Requirements:
Every line of the material that follows must be printed again exactly.

Supplied material:
· · · ·
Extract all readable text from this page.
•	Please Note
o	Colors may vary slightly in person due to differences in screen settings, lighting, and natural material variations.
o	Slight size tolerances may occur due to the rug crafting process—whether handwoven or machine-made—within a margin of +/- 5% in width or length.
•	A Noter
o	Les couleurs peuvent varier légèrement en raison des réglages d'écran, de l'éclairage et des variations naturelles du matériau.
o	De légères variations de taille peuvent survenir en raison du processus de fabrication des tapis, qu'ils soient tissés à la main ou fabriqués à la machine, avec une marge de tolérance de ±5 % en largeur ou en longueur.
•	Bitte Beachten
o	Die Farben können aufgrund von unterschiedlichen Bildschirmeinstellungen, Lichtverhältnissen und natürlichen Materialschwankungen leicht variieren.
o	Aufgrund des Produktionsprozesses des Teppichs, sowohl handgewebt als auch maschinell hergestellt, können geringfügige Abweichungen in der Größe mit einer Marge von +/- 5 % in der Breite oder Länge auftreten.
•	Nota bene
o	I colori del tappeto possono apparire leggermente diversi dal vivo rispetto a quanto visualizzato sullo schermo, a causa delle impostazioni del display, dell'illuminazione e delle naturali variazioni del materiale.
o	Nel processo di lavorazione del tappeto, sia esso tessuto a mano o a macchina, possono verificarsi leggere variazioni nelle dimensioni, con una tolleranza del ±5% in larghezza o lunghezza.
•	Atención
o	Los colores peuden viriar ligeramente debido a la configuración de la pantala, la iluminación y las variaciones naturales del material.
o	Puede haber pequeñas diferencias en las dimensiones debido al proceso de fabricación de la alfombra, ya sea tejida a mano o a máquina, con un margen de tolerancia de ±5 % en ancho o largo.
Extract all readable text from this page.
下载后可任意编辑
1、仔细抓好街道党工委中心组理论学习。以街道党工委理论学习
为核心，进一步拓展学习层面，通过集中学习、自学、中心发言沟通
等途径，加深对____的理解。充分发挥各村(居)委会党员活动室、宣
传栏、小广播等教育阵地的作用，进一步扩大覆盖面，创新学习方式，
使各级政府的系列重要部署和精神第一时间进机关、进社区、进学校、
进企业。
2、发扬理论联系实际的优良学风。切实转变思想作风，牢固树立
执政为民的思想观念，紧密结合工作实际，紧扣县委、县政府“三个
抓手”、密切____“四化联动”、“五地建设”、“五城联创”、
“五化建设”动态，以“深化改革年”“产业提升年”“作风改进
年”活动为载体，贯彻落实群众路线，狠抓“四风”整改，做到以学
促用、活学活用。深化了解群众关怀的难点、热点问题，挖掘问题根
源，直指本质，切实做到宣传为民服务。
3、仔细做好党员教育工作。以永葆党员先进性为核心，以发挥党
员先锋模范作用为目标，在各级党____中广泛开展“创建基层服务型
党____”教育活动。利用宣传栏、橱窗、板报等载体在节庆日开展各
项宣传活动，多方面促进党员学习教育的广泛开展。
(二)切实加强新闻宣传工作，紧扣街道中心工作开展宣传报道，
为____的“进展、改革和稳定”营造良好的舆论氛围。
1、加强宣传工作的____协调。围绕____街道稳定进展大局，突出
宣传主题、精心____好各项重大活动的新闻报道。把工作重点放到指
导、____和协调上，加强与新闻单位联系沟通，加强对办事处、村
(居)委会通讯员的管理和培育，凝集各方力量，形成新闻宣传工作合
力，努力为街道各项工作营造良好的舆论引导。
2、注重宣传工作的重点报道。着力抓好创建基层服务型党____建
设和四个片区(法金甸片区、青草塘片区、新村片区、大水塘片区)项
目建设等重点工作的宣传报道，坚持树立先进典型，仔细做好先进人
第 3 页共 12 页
· · · ·
Correct response:
Extract all readable text from this page.
•	Please Note
o	Colors may vary slightly in person due to differences in screen settings, lighting, and natural material variations.
o	Slight size tolerances may occur due to the rug crafting process—whether handwoven or machine-made—within a margin of +/- 5% in width or length.
•	A Noter
o	Les couleurs peuvent varier légèrement en raison des réglages d'écran, de l'éclairage et des variations naturelles du matériau.
o	De légères variations de taille peuvent survenir en raison du processus de fabrication des tapis, qu'ils soient tissés à la main ou fabriqués à la machine, avec une marge de tolérance de ±5 % en largeur ou en longueur.
•	Bitte Beachten
o	Die Farben können aufgrund von unterschiedlichen Bildschirmeinstellungen, Lichtverhältnissen und natürlichen Materialschwankungen leicht variieren.
o	Aufgrund des Produktionsprozesses des Teppichs, sowohl handgewebt als auch maschinell hergestellt, können geringfügige Abweichungen in der Größe mit einer Marge von +/- 5 % in der Breite oder Länge auftreten.
•	Nota bene
o	I colori del tappeto possono apparire leggermente diversi dal vivo rispetto a quanto visualizzato sullo schermo, a causa delle impostazioni del display, dell'illuminazione e delle naturali variazioni del materiale.
o	Nel processo di lavorazione del tappeto, sia esso tessuto a mano o a macchina, possono verificarsi leggere variazioni nelle dimensioni, con una tolleranza del ±5% in larghezza o lunghezza.
•	Atención
o	Los colores peuden viriar ligeramente debido a la configuración de la pantala, la iluminación y las variaciones naturales del material.
o	Puede haber pequeñas diferencias en las dimensiones debido al proceso de fabricación de la alfombra, ya sea tejida a mano o a máquina, con un margen de tolerancia de ±5 % en ancho o largo.
Extract all readable text from this page.
下载后可任意编辑
1、仔细抓好街道党工委中心组理论学习。以街道党工委理论学习
为核心，进一步拓展学习层面，通过集中学习、自学、中心发言沟通
等途径，加深对____的理解。充分发挥各村(居)委会党员活动室、宣
传栏、小广播等教育阵地的作用，进一步扩大覆盖面，创新学习方式，
使各级政府的系列重要部署和精神第一时间进机关、进社区、进学校、
进企业。
2、发扬理论联系实际的优良学风。切实转变思想作风，牢固树立
执政为民的思想观念，紧密结合工作实际，紧扣县委、县政府“三个
抓手”、密切____“四化联动”、“五地建设”、“五城联创”、
“五化建设”动态，以“深化改革年”“产业提升年”“作风改进
年”活动为载体，贯彻落实群众路线，狠抓“四风”整改，做到以学
促用、活学活用。深化了解群众关怀的难点、热点问题，挖掘问题根
源，直指本质，切实做到宣传为民服务。
3、仔细做好党员教育工作。以永葆党员先进性为核心，以发挥党
员先锋模范作用为目标，在各级党____中广泛开展“创建基层服务型
党____”教育活动。利用宣传栏、橱窗、板报等载体在节庆日开展各
项宣传活动，多方面促进党员学习教育的广泛开展。
(二)切实加强新闻宣传工作，紧扣街道中心工作开展宣传报道，
为____的“进展、改革和稳定”营造良好的舆论氛围。
1、加强宣传工作的____协调。围绕____街道稳定进展大局，突出
宣传主题、精心____好各项重大活动的新闻报道。把工作重点放到指
导、____和协调上，加强与新闻单位联系沟通，加强对办事处、村
(居)委会通讯员的管理和培育，凝集各方力量，形成新闻宣传工作合
力，努力为街道各项工作营造良好的舆论引导。
2、注重宣传工作的重点报道。着力抓好创建基层服务型党____建
设和四个片区(法金甸片区、青草塘片区、新村片区、大水塘片区)项
目建设等重点工作的宣传报道，坚持树立先进典型，仔细做好先进人
第 3 页共 12 页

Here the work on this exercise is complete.